**Directions for this task:** Wherever a line holds the word "gatilho", copy that line out.

▬▬▬▬▬▬▬▬▬▬

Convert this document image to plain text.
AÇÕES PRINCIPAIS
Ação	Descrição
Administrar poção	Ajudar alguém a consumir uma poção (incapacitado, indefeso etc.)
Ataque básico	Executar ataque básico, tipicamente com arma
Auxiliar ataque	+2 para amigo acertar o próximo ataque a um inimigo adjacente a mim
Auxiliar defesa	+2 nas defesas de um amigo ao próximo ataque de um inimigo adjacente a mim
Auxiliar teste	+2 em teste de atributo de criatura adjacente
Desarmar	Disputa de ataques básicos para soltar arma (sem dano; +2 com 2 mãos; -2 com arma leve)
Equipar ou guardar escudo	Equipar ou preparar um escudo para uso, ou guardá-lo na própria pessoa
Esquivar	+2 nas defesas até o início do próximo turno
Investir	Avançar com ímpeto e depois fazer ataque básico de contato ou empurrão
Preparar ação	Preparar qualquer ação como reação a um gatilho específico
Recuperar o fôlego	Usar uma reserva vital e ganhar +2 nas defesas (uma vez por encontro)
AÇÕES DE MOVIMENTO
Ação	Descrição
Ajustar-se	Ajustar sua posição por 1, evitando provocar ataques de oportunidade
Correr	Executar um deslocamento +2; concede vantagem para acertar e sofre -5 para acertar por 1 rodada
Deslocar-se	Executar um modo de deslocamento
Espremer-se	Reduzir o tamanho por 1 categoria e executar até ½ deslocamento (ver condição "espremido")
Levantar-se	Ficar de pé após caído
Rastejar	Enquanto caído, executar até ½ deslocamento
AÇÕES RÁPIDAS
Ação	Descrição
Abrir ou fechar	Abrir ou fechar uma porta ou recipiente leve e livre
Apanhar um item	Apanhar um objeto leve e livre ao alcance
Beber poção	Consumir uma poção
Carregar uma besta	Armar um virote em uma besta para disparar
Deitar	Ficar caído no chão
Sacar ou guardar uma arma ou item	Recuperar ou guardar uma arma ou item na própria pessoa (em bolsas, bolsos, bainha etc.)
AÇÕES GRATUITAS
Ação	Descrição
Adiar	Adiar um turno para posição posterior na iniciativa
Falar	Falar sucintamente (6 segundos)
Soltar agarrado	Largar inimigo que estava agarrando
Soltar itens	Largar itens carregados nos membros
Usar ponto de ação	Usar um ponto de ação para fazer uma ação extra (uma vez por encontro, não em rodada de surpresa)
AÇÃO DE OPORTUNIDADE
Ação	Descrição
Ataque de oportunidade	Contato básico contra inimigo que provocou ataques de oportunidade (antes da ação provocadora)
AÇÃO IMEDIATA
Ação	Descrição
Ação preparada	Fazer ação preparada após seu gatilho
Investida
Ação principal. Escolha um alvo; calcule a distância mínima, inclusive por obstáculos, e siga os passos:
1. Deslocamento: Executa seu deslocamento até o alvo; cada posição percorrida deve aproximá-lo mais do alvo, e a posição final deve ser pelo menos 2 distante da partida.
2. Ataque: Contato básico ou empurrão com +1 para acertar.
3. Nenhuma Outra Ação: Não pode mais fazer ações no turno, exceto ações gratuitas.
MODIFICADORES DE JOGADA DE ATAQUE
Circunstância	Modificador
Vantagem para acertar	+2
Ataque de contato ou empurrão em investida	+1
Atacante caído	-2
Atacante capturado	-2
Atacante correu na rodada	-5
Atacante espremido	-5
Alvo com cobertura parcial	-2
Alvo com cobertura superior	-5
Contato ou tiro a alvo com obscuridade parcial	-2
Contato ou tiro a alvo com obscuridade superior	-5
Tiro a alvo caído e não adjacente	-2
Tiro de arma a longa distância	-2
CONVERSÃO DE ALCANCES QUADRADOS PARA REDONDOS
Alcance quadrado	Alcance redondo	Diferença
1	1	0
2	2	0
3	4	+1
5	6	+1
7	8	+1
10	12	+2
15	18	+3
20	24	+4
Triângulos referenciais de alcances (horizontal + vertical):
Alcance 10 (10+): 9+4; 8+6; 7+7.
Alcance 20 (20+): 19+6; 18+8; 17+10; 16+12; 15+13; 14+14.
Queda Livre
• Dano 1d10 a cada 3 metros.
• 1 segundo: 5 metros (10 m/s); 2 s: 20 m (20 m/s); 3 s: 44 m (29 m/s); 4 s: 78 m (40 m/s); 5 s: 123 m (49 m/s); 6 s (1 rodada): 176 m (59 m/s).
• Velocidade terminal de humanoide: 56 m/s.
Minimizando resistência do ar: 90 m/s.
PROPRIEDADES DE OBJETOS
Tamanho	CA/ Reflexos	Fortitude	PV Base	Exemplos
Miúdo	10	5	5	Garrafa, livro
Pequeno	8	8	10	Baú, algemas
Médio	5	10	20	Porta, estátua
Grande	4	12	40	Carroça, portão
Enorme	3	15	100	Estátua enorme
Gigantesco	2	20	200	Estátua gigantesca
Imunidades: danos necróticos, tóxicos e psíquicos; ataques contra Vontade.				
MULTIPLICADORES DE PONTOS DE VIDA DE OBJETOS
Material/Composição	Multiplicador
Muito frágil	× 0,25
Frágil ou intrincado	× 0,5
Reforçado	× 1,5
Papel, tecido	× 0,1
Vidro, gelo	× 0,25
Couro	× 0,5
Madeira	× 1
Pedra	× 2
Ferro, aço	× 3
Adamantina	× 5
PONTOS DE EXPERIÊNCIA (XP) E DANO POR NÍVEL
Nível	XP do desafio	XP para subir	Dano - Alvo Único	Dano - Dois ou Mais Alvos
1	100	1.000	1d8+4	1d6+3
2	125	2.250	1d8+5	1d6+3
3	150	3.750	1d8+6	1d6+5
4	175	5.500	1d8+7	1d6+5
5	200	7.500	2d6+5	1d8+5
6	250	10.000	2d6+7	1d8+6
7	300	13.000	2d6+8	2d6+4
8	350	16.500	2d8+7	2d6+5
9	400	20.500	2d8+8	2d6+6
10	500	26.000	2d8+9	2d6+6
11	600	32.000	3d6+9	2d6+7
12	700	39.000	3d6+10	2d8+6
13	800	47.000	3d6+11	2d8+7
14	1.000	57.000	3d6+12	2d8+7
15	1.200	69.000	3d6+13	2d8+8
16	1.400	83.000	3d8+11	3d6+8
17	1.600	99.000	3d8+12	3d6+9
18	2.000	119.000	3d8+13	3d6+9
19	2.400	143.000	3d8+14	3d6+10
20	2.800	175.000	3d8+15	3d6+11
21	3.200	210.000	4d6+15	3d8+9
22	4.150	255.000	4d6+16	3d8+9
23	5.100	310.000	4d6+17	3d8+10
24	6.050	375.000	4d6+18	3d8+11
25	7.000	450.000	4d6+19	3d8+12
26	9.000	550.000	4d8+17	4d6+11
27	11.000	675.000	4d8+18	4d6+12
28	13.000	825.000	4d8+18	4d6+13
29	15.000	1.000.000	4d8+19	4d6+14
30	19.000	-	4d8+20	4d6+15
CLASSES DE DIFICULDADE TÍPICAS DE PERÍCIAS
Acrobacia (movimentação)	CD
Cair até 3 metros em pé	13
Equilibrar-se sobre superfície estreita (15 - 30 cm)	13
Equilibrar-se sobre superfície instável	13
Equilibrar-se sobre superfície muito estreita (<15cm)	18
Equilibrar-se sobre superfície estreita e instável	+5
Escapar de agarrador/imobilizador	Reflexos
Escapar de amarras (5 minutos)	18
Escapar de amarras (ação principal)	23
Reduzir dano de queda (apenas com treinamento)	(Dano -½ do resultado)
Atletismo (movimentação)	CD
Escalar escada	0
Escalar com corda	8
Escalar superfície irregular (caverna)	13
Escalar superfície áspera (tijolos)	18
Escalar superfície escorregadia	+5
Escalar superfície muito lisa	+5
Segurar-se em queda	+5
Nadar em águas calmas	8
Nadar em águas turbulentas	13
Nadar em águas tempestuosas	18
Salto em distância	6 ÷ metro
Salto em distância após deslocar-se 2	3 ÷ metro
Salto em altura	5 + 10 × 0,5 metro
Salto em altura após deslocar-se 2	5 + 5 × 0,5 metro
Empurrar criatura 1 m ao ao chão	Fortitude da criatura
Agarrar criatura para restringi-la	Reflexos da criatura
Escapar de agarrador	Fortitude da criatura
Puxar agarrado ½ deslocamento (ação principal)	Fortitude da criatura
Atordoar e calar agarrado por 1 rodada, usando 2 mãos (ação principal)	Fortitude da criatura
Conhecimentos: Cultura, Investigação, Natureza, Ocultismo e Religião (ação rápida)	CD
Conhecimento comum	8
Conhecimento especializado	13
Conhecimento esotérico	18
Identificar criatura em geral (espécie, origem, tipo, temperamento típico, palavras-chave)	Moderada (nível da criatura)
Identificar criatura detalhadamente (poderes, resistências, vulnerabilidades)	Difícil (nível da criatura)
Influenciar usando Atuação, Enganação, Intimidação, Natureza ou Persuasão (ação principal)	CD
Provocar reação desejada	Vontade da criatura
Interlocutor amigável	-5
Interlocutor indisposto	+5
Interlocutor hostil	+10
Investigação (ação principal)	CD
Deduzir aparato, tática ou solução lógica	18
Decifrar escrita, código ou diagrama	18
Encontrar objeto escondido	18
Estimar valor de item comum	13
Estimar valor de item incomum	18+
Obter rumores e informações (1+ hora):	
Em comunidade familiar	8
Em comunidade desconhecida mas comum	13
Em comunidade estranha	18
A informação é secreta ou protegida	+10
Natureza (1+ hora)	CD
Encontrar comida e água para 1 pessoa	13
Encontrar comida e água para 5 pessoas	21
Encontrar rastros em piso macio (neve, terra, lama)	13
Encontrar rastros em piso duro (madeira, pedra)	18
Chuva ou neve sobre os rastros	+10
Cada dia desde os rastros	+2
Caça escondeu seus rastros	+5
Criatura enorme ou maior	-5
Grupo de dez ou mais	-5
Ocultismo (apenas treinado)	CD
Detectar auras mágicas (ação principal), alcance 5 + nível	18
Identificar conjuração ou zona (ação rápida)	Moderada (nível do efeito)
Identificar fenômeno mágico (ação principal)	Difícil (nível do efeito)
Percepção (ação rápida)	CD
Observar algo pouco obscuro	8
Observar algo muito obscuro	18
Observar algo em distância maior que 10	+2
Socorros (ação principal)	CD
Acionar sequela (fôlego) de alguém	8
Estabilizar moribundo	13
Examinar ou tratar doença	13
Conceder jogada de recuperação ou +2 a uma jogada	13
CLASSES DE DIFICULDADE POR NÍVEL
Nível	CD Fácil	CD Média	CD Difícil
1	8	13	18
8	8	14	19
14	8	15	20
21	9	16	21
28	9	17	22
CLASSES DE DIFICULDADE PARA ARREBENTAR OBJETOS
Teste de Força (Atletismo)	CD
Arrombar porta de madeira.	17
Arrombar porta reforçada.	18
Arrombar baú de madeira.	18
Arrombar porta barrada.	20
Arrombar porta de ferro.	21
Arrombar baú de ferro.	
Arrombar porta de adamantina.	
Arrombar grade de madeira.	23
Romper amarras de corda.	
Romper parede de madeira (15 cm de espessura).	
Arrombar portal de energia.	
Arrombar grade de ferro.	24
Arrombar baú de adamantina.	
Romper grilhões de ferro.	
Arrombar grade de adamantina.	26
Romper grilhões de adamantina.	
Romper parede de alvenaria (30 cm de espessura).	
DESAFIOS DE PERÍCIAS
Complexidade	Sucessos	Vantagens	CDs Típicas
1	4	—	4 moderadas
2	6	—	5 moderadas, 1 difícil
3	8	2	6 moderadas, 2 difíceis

▬▬▬▬▬▬▬▬▬▬

**Exercise solution:**
Preparar ação	Preparar qualquer ação como reação a um gatilho específico
Ação preparada	Fazer ação preparada após seu gatilho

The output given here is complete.